───── PROVIDED DATA

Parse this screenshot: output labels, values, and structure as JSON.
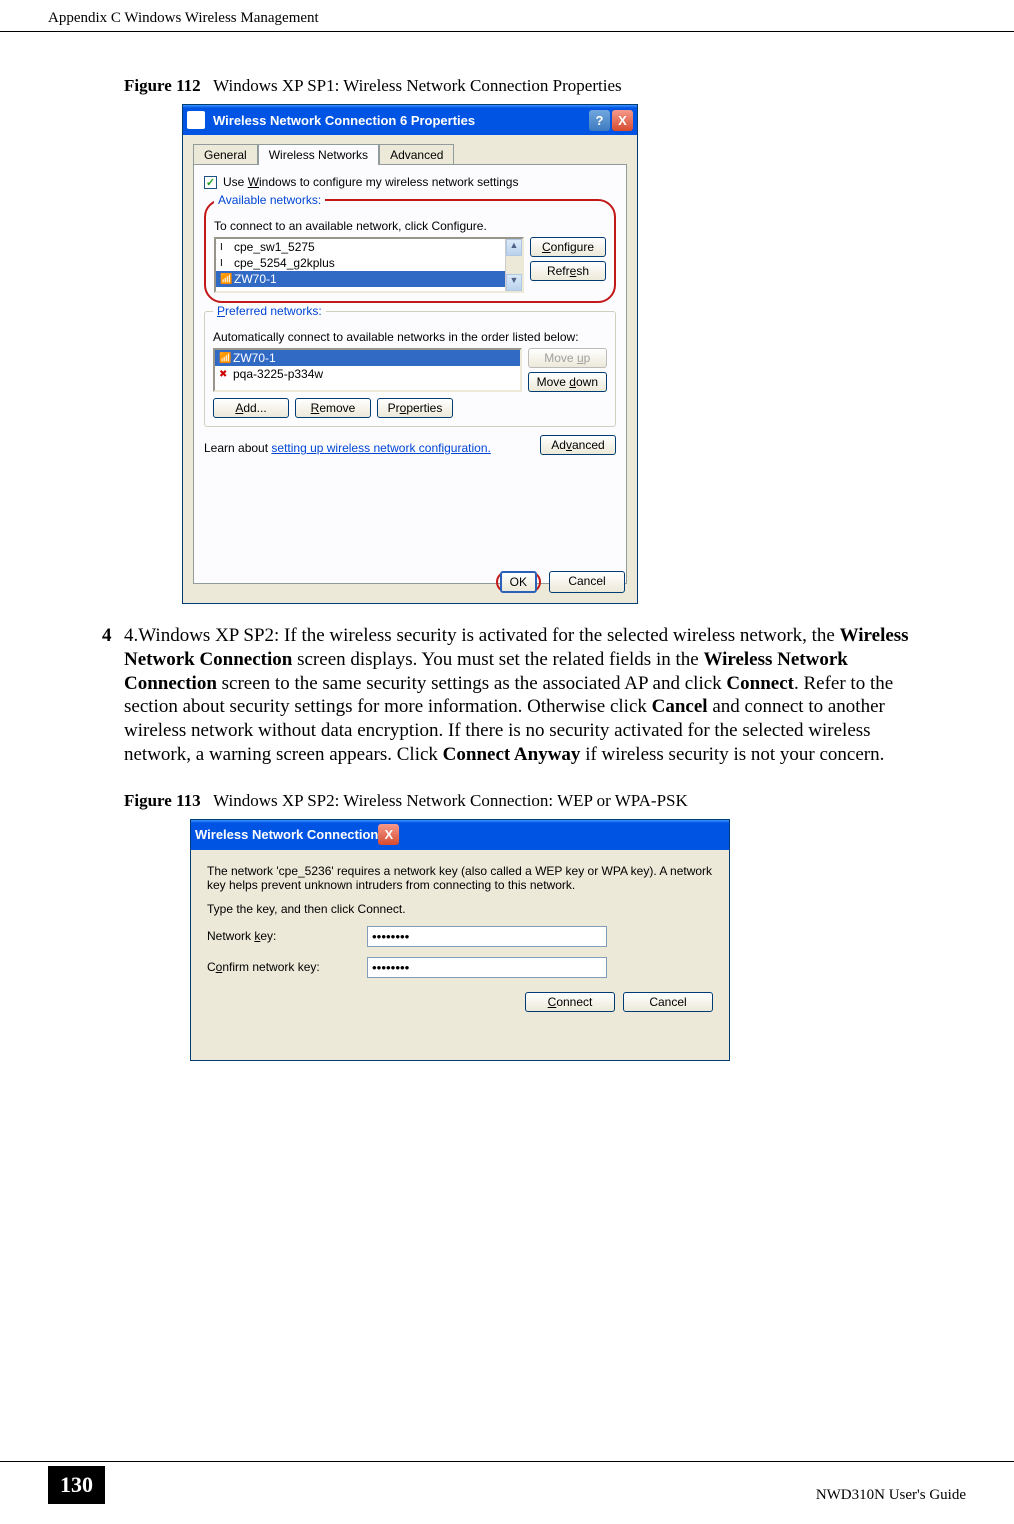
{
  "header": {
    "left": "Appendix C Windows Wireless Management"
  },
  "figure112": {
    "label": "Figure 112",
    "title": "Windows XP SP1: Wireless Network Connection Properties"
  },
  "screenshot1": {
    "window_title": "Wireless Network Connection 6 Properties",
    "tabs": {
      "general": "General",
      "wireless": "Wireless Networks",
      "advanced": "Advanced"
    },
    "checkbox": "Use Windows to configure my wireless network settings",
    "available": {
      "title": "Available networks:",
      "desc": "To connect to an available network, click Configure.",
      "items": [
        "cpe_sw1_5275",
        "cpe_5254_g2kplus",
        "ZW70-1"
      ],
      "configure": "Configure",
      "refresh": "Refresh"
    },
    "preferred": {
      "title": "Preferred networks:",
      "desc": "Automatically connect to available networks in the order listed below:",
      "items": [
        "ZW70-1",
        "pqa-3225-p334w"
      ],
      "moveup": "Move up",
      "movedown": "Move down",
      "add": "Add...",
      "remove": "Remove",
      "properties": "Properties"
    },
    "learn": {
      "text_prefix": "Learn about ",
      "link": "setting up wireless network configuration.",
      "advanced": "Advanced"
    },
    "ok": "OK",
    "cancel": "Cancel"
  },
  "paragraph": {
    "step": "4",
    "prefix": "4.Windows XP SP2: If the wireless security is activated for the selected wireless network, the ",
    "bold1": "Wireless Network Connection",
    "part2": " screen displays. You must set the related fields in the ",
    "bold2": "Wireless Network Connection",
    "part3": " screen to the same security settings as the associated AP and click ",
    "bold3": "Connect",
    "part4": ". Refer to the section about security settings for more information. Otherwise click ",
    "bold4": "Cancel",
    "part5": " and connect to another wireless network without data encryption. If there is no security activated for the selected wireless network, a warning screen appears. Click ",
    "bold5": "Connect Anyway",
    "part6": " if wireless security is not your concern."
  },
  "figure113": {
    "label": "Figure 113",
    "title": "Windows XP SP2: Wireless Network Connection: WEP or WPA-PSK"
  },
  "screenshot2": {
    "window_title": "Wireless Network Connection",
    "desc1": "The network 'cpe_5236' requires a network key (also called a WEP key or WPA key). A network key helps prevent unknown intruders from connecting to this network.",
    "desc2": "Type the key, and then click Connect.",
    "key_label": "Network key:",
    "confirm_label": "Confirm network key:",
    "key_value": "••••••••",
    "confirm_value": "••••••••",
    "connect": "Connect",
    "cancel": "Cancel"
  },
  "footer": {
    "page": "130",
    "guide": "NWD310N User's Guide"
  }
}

──────────

EXERCISE: Write out the records above exactly as they stand, leaving out every picture.

EXERCISE RESULT:
Parse this screenshot: output labels, values, and structure as JSON.
{
  "header": {
    "left": "Appendix C Windows Wireless Management"
  },
  "figure112": {
    "label": "Figure 112",
    "title": "Windows XP SP1: Wireless Network Connection Properties"
  },
  "screenshot1": {
    "window_title": "Wireless Network Connection 6 Properties",
    "tabs": {
      "general": "General",
      "wireless": "Wireless Networks",
      "advanced": "Advanced"
    },
    "checkbox": "Use Windows to configure my wireless network settings",
    "available": {
      "title": "Available networks:",
      "desc": "To connect to an available network, click Configure.",
      "items": [
        "cpe_sw1_5275",
        "cpe_5254_g2kplus",
        "ZW70-1"
      ],
      "configure": "Configure",
      "refresh": "Refresh"
    },
    "preferred": {
      "title": "Preferred networks:",
      "desc": "Automatically connect to available networks in the order listed below:",
      "items": [
        "ZW70-1",
        "pqa-3225-p334w"
      ],
      "moveup": "Move up",
      "movedown": "Move down",
      "add": "Add...",
      "remove": "Remove",
      "properties": "Properties"
    },
    "learn": {
      "text_prefix": "Learn about ",
      "link": "setting up wireless network configuration.",
      "advanced": "Advanced"
    },
    "ok": "OK",
    "cancel": "Cancel"
  },
  "paragraph": {
    "step": "4",
    "prefix": "4.Windows XP SP2: If the wireless security is activated for the selected wireless network, the ",
    "bold1": "Wireless Network Connection",
    "part2": " screen displays. You must set the related fields in the ",
    "bold2": "Wireless Network Connection",
    "part3": " screen to the same security settings as the associated AP and click ",
    "bold3": "Connect",
    "part4": ". Refer to the section about security settings for more information. Otherwise click ",
    "bold4": "Cancel",
    "part5": " and connect to another wireless network without data encryption. If there is no security activated for the selected wireless network, a warning screen appears. Click ",
    "bold5": "Connect Anyway",
    "part6": " if wireless security is not your concern."
  },
  "figure113": {
    "label": "Figure 113",
    "title": "Windows XP SP2: Wireless Network Connection: WEP or WPA-PSK"
  },
  "screenshot2": {
    "window_title": "Wireless Network Connection",
    "desc1": "The network 'cpe_5236' requires a network key (also called a WEP key or WPA key). A network key helps prevent unknown intruders from connecting to this network.",
    "desc2": "Type the key, and then click Connect.",
    "key_label": "Network key:",
    "confirm_label": "Confirm network key:",
    "key_value": "••••••••",
    "confirm_value": "••••••••",
    "connect": "Connect",
    "cancel": "Cancel"
  },
  "footer": {
    "page": "130",
    "guide": "NWD310N User's Guide"
  }
}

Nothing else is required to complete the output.